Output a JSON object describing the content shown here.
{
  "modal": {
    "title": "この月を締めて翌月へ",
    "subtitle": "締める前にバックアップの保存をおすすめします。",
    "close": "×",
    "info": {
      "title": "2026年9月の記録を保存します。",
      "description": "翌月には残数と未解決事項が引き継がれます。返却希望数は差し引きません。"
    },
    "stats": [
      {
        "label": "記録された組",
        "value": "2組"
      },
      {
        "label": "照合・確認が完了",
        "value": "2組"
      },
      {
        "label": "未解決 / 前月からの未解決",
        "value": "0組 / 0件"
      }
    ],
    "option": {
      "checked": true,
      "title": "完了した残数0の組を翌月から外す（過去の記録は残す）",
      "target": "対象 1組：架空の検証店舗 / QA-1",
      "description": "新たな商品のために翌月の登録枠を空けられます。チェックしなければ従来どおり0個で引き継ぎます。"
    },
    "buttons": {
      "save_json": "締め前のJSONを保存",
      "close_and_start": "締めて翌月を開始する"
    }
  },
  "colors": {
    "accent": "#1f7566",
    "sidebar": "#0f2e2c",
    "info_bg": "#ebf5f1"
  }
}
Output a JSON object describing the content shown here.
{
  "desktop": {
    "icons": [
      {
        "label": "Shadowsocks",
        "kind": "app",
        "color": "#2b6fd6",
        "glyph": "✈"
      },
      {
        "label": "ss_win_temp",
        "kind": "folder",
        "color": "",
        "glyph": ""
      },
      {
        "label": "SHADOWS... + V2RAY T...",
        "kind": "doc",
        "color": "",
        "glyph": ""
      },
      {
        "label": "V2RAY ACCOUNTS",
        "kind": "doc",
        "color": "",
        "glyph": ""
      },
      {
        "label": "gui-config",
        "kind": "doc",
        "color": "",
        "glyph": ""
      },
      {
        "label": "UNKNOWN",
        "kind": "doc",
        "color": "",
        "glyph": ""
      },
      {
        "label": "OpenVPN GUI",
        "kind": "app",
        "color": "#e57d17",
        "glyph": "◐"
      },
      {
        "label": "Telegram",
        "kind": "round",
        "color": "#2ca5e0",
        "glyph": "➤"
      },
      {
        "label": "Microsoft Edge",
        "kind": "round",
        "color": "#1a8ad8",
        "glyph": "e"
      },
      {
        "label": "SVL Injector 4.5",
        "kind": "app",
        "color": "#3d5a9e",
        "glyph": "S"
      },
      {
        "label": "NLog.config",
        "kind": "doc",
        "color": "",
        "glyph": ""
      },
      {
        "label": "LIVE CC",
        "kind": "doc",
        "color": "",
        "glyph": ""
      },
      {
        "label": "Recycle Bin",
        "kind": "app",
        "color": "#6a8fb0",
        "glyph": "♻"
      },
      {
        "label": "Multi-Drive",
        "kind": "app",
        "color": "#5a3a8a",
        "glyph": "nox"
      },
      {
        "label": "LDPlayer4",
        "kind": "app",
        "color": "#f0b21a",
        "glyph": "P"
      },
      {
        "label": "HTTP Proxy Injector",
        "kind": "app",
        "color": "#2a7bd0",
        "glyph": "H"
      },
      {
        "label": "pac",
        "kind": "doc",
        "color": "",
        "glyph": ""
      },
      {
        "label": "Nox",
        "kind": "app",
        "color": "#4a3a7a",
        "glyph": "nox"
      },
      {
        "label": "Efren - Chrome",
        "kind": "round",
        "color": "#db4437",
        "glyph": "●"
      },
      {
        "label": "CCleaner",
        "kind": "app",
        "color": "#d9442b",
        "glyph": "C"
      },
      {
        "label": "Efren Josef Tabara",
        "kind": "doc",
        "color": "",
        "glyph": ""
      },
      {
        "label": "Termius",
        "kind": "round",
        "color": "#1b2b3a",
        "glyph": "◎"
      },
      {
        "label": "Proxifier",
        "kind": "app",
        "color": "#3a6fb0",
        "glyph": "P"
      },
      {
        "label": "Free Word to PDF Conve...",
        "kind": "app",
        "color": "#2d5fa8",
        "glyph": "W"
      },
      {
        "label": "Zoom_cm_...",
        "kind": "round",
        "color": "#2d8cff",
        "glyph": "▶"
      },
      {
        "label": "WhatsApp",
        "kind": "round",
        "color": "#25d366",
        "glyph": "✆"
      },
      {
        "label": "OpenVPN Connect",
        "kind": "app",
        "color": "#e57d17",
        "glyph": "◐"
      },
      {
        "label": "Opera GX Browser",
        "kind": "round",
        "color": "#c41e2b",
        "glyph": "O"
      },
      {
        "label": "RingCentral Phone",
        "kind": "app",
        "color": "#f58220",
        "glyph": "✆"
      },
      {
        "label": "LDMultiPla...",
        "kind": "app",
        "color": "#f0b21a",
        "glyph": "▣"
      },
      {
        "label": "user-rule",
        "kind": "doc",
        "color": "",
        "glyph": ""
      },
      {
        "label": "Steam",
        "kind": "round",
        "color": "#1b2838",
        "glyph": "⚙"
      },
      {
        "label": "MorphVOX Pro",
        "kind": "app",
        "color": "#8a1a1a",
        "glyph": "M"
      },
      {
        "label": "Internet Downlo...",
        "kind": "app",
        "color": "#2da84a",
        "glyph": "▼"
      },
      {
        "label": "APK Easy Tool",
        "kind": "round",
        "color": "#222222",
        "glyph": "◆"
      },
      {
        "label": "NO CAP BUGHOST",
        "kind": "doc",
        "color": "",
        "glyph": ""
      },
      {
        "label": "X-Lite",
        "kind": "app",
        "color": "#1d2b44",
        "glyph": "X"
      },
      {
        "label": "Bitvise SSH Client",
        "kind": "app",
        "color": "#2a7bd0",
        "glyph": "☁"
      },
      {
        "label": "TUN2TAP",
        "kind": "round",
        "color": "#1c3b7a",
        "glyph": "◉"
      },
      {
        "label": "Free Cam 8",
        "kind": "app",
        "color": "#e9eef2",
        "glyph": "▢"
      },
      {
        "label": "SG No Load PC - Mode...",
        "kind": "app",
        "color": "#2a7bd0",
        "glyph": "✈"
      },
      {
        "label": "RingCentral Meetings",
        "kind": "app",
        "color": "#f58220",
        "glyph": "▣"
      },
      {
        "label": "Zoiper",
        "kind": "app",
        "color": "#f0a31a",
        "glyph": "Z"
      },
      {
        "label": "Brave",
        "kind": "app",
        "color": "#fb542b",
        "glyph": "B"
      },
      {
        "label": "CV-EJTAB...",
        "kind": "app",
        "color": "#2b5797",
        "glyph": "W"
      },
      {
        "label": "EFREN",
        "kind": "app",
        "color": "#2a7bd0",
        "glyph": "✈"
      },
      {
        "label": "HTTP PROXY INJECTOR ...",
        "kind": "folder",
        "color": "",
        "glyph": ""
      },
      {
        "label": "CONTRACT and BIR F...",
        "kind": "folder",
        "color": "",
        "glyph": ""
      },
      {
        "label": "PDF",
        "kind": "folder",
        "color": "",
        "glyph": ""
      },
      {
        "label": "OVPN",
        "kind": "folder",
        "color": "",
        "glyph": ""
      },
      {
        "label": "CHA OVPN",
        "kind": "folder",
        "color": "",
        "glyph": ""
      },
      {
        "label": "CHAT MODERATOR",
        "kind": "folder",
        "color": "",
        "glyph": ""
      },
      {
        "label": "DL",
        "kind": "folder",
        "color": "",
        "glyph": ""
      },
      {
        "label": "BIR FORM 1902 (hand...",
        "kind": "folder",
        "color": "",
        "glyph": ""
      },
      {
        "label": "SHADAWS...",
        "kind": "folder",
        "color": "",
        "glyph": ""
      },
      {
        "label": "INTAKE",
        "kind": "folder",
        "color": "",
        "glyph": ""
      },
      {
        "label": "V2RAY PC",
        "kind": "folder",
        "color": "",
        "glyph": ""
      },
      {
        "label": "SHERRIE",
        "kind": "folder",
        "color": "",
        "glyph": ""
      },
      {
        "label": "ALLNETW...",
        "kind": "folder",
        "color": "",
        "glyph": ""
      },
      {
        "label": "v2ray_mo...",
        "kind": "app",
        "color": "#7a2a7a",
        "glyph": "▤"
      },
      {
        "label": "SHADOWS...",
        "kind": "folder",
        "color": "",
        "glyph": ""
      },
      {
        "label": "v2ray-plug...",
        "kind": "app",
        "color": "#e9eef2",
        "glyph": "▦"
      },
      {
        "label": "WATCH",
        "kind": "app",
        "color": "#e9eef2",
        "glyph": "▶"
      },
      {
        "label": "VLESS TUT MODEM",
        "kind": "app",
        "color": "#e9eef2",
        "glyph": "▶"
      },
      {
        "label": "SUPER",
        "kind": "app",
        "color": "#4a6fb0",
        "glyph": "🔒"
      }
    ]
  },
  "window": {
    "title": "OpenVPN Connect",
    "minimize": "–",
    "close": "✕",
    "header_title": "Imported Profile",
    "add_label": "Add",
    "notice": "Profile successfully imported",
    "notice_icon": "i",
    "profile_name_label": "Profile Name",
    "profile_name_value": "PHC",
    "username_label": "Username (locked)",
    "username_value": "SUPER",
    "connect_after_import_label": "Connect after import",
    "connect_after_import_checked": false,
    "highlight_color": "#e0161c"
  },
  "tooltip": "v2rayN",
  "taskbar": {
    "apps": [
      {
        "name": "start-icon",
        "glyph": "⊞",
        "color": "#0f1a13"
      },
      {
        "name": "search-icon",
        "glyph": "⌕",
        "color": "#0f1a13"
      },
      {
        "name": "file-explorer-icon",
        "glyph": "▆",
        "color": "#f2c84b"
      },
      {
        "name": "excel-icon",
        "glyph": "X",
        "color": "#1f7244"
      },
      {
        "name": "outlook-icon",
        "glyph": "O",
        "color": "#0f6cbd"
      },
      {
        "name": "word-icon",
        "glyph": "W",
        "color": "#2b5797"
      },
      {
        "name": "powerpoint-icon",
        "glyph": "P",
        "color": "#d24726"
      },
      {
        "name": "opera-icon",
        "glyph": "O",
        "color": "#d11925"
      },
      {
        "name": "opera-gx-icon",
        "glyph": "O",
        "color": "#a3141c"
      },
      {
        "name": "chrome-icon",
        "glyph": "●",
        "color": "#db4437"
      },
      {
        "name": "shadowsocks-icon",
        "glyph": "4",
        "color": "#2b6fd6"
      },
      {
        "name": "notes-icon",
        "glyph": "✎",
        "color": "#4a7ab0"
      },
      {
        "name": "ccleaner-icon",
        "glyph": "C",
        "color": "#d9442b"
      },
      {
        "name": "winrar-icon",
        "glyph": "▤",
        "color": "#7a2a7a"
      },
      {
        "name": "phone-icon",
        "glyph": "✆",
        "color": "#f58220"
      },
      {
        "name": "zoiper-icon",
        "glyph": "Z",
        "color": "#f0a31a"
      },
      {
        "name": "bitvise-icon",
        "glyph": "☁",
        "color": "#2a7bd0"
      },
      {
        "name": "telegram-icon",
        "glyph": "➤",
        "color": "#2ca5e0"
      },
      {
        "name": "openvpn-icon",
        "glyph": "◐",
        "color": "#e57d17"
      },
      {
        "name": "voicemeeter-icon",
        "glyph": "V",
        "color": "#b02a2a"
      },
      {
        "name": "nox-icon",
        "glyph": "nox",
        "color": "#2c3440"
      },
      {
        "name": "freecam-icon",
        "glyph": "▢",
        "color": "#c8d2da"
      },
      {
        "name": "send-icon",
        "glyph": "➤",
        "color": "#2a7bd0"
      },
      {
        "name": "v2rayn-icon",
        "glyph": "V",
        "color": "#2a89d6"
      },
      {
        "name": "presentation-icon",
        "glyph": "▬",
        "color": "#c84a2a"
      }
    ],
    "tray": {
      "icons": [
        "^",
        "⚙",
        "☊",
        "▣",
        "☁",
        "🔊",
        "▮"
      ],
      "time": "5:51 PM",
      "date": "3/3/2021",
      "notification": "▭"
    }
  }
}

────────

▶ **Exercise instructions**
Read the lines above. Gather those in which the string "RingCentral" is found.

▶ **Solution for this exercise**
        "label": "RingCentral Phone",
        "label": "RingCentral Meetings",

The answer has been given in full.